- EXERCISE GOAL -
Separate out the lines that hold "brzda".

- GIVEN INFORMATION -
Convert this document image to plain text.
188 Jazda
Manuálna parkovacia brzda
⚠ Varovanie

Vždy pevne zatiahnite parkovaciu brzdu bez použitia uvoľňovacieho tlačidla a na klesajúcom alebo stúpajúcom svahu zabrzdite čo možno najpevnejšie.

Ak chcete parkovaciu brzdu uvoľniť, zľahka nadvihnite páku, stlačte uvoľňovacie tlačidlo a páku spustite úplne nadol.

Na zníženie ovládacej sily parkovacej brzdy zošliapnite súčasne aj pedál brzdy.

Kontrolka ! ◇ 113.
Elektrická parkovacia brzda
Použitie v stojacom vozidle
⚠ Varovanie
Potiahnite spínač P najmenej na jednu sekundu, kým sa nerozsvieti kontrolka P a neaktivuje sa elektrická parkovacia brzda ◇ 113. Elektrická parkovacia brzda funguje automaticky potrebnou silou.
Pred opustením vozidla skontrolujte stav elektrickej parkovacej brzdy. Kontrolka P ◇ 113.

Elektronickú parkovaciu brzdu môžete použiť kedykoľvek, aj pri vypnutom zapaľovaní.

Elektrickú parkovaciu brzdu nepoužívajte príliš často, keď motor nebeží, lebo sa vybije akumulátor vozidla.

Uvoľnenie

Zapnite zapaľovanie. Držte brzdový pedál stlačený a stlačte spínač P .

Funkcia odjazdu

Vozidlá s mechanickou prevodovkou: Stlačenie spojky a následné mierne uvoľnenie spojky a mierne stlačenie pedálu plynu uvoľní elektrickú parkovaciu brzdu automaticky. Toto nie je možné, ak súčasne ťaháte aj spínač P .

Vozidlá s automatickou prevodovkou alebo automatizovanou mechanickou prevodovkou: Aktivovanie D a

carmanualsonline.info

- THE ANSWER -
Manuálna parkovacia brzda
Elektrická parkovacia brzda
Potiahnite spínač P najmenej na jednu sekundu, kým sa nerozsvieti kontrolka P a neaktivuje sa elektrická parkovacia brzda ◇ 113. Elektrická parkovacia brzda funguje automaticky potrebnou silou.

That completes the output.